* WHAT THE TASK REQUIRES
Return, without any change, everything from the start of the material down to and including the line that contains "closing-line-2: Ocena w".

* PROVIDED RECORDS
+++
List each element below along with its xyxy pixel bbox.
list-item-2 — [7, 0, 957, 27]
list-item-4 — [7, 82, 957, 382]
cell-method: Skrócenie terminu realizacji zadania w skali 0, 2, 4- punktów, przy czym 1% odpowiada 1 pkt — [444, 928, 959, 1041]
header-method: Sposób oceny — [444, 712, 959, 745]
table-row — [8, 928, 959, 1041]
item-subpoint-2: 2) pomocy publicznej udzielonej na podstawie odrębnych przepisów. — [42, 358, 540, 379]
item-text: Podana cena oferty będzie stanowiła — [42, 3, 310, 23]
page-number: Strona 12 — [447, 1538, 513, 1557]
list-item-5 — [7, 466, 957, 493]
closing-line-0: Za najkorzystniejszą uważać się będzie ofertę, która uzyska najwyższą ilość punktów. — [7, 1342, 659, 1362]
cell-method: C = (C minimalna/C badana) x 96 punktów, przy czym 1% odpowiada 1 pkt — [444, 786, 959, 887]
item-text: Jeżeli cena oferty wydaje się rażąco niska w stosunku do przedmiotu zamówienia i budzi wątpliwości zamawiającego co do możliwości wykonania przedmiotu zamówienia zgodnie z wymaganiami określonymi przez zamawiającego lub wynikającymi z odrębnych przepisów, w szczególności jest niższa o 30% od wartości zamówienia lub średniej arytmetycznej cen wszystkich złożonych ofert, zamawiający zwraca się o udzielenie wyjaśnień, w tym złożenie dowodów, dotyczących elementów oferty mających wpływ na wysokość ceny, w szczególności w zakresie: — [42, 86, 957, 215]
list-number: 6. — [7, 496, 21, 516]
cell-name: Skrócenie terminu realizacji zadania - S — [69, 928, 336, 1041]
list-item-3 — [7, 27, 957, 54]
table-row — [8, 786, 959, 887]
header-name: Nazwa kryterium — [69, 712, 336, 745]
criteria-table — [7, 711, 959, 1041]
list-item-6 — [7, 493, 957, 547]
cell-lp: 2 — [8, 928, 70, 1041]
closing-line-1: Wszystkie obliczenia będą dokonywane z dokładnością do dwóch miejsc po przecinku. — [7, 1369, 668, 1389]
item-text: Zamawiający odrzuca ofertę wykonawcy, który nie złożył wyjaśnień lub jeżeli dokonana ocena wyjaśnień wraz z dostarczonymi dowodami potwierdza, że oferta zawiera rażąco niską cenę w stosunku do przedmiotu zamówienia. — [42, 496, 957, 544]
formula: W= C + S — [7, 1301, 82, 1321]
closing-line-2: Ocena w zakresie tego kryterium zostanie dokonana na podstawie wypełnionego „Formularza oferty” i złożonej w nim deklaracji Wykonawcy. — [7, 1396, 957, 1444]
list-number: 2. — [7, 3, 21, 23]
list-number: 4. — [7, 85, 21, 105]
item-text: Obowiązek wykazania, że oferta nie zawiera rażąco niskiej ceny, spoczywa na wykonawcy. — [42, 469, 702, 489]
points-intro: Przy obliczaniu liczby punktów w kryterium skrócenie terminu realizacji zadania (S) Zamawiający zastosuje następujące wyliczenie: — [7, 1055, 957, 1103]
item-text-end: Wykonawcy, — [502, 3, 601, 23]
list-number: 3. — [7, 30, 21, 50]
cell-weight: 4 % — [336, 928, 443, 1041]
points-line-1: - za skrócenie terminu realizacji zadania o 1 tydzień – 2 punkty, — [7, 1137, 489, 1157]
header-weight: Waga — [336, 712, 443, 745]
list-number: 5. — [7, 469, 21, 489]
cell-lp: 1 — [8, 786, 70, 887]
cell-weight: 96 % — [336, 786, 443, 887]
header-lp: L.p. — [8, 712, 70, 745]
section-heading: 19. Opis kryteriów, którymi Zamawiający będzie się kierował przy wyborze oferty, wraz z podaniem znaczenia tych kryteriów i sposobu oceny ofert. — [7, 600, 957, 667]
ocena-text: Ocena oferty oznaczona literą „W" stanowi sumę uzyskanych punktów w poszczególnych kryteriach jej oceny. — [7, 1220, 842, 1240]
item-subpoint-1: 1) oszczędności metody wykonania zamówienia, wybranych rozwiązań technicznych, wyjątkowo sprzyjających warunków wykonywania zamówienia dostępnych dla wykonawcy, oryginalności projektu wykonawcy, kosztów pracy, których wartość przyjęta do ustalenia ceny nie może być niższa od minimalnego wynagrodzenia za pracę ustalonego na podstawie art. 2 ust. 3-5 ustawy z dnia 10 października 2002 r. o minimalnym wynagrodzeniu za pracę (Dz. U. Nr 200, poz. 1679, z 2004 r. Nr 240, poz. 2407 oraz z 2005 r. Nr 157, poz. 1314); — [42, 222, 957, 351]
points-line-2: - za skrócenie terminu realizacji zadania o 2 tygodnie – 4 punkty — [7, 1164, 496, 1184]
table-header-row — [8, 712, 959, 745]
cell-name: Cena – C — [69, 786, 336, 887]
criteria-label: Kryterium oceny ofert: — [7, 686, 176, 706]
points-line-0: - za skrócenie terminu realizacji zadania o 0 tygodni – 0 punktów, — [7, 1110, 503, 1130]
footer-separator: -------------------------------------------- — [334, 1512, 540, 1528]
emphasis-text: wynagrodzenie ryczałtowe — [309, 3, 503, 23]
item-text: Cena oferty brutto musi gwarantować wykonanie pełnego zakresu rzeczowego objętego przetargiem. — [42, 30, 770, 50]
+++
* RESPONSE
List each element below along with its xyxy pixel bbox.
list-item-2 — [7, 0, 957, 27]
list-item-4 — [7, 82, 957, 382]
cell-method: Skrócenie terminu realizacji zadania w skali 0, 2, 4- punktów, przy czym 1% odpowiada 1 pkt — [444, 928, 959, 1041]
header-method: Sposób oceny — [444, 712, 959, 745]
table-row — [8, 928, 959, 1041]
item-subpoint-2: 2) pomocy publicznej udzielonej na podstawie odrębnych przepisów. — [42, 358, 540, 379]
item-text: Podana cena oferty będzie stanowiła — [42, 3, 310, 23]
page-number: Strona 12 — [447, 1538, 513, 1557]
list-item-5 — [7, 466, 957, 493]
closing-line-0: Za najkorzystniejszą uważać się będzie ofertę, która uzyska najwyższą ilość punktów. — [7, 1342, 659, 1362]
cell-method: C = (C minimalna/C badana) x 96 punktów, przy czym 1% odpowiada 1 pkt — [444, 786, 959, 887]
item-text: Jeżeli cena oferty wydaje się rażąco niska w stosunku do przedmiotu zamówienia i budzi wątpliwości zamawiającego co do możliwości wykonania przedmiotu zamówienia zgodnie z wymaganiami określonymi przez zamawiającego lub wynikającymi z odrębnych przepisów, w szczególności jest niższa o 30% od wartości zamówienia lub średniej arytmetycznej cen wszystkich złożonych ofert, zamawiający zwraca się o udzielenie wyjaśnień, w tym złożenie dowodów, dotyczących elementów oferty mających wpływ na wysokość ceny, w szczególności w zakresie: — [42, 86, 957, 215]
list-number: 6. — [7, 496, 21, 516]
cell-name: Skrócenie terminu realizacji zadania - S — [69, 928, 336, 1041]
list-item-3 — [7, 27, 957, 54]
table-row — [8, 786, 959, 887]
header-name: Nazwa kryterium — [69, 712, 336, 745]
criteria-table — [7, 711, 959, 1041]
list-item-6 — [7, 493, 957, 547]
cell-lp: 2 — [8, 928, 70, 1041]
closing-line-1: Wszystkie obliczenia będą dokonywane z dokładnością do dwóch miejsc po przecinku. — [7, 1369, 668, 1389]
item-text: Zamawiający odrzuca ofertę wykonawcy, który nie złożył wyjaśnień lub jeżeli dokonana ocena wyjaśnień wraz z dostarczonymi dowodami potwierdza, że oferta zawiera rażąco niską cenę w stosunku do przedmiotu zamówienia. — [42, 496, 957, 544]
formula: W= C + S — [7, 1301, 82, 1321]
closing-line-2: Ocena w zakresie tego kryterium zostanie dokonana na podstawie wypełnionego „Formularza oferty” i złożonej w nim deklaracji Wykonawcy. — [7, 1396, 957, 1444]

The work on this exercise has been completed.